→ **Source data**:
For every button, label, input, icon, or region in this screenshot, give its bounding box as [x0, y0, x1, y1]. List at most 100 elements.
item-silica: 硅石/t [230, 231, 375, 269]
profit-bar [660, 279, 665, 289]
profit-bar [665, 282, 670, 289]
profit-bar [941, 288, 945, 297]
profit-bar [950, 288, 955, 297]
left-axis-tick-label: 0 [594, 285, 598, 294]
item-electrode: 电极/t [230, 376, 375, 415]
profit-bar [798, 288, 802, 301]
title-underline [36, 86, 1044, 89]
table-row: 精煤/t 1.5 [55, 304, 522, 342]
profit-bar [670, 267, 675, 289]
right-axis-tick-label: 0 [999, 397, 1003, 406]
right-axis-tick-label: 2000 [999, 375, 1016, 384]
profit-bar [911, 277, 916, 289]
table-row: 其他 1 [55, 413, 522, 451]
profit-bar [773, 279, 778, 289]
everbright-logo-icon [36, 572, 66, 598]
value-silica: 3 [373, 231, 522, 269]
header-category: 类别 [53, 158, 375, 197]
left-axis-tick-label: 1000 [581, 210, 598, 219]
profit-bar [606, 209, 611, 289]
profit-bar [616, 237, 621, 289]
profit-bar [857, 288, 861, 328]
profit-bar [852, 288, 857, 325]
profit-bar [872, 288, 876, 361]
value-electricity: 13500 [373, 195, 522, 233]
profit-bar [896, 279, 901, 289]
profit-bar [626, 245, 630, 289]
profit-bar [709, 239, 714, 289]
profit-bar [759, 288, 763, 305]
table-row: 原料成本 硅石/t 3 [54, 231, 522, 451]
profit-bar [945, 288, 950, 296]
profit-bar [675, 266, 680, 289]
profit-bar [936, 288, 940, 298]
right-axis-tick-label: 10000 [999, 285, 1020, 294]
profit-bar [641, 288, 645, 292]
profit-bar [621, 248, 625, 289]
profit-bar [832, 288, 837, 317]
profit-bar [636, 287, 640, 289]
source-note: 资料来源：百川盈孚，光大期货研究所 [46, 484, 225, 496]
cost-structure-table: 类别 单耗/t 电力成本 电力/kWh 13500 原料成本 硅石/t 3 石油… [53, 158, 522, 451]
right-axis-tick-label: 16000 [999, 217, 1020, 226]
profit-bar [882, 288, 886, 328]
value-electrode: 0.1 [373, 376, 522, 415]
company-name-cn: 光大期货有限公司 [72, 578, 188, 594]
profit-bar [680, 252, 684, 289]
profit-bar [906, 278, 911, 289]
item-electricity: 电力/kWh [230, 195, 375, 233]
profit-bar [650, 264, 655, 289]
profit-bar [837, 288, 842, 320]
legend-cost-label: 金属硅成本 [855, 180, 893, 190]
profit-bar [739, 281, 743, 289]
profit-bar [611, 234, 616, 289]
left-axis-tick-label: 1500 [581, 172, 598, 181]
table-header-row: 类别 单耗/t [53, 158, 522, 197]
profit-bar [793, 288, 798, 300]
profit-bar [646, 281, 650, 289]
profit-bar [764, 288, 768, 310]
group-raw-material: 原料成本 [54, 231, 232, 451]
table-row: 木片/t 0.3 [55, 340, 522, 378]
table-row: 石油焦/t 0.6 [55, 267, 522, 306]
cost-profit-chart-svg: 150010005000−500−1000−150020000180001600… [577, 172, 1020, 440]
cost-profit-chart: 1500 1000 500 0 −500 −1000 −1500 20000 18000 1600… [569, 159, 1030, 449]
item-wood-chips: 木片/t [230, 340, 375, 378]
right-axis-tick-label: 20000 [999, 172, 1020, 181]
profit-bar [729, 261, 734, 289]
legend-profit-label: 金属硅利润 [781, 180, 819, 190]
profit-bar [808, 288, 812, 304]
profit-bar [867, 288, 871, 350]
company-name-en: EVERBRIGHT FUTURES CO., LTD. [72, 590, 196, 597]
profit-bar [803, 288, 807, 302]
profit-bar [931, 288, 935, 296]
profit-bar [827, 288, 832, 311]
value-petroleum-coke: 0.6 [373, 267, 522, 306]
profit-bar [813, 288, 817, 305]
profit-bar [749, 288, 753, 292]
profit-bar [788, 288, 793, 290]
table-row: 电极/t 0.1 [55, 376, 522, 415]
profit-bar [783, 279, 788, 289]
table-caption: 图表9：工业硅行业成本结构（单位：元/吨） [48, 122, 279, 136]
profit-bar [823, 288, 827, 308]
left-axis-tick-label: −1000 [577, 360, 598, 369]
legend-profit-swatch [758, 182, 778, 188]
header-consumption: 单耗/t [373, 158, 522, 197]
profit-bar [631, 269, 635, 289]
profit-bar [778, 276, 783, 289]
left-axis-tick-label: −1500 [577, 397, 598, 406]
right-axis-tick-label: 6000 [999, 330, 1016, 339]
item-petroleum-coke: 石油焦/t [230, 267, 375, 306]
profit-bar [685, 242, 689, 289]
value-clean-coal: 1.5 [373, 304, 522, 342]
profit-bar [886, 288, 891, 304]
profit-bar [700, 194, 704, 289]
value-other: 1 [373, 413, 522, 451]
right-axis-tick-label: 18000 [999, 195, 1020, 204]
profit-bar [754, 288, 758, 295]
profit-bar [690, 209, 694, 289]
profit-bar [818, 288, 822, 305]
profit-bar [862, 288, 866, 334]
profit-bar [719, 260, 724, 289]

→ **DIRECTIVE**: Change every "profit-bar" to "profit-column" in the data, starting at the first line and ending at the line containing "right-axis-tick-label: 0 [999, 397, 1003, 406]", and write out those lines with nothing else altered.

→ **FULL ANSWER**:
For every button, label, input, icon, or region in this screenshot, give its bounding box as [x0, y0, x1, y1]. List at most 100 elements.
item-silica: 硅石/t [230, 231, 375, 269]
profit-column [660, 279, 665, 289]
profit-column [665, 282, 670, 289]
profit-column [941, 288, 945, 297]
profit-column [950, 288, 955, 297]
left-axis-tick-label: 0 [594, 285, 598, 294]
item-electrode: 电极/t [230, 376, 375, 415]
profit-column [798, 288, 802, 301]
title-underline [36, 86, 1044, 89]
table-row: 精煤/t 1.5 [55, 304, 522, 342]
profit-column [670, 267, 675, 289]
right-axis-tick-label: 0 [999, 397, 1003, 406]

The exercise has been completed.